_Exercise_. From the entries below, copy out every line with "right" in it.

──────

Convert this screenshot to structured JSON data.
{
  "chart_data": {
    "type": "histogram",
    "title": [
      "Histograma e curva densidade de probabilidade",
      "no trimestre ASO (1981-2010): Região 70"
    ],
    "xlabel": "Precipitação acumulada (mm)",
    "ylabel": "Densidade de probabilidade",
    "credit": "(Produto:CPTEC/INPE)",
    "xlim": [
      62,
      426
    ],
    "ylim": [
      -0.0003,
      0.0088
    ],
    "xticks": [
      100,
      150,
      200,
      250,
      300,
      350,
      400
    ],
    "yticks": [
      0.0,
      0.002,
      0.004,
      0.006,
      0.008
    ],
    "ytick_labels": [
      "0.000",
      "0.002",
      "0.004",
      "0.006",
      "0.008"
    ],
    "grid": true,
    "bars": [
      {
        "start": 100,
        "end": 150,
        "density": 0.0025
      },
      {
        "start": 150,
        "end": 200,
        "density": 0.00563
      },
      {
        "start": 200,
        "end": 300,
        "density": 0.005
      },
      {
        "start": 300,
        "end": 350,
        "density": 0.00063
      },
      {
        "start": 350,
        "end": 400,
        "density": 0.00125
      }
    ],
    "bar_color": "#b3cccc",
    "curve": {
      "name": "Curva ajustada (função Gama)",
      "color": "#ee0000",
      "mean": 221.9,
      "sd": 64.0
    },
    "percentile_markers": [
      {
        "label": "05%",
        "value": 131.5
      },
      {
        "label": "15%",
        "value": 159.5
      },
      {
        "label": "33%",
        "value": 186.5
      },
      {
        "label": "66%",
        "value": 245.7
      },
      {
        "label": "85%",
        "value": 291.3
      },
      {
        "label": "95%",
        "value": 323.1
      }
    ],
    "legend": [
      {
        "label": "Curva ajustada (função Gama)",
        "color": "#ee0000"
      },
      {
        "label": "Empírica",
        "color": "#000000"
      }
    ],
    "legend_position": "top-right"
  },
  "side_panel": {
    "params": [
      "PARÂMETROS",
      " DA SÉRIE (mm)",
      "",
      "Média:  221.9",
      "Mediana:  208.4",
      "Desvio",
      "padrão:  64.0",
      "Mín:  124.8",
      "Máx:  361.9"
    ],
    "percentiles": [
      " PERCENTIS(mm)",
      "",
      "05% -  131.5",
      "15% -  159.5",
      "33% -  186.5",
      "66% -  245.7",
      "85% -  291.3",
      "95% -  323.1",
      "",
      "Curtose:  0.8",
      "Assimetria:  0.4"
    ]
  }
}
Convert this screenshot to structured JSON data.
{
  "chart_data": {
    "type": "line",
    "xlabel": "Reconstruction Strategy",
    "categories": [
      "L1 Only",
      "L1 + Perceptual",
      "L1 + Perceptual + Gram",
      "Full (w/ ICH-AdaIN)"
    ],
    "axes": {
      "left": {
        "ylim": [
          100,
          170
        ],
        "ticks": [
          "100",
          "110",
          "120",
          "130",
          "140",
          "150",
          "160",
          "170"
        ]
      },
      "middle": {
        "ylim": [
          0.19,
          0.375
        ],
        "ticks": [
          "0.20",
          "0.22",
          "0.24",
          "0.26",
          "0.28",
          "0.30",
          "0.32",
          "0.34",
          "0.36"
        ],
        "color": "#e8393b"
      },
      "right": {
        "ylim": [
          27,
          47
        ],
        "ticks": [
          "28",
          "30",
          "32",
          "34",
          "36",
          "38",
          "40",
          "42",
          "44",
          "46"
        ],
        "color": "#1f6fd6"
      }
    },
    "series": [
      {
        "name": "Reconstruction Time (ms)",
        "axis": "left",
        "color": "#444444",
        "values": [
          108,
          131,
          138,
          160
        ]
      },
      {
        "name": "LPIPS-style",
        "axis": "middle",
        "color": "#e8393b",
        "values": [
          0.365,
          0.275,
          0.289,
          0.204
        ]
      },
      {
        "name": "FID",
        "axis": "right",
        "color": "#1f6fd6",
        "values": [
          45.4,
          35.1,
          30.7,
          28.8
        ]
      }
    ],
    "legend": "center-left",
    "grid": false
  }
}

──────

_Solution for this problem_.
    "legend_position": "top-right"
      "right": {
        "axis": "right",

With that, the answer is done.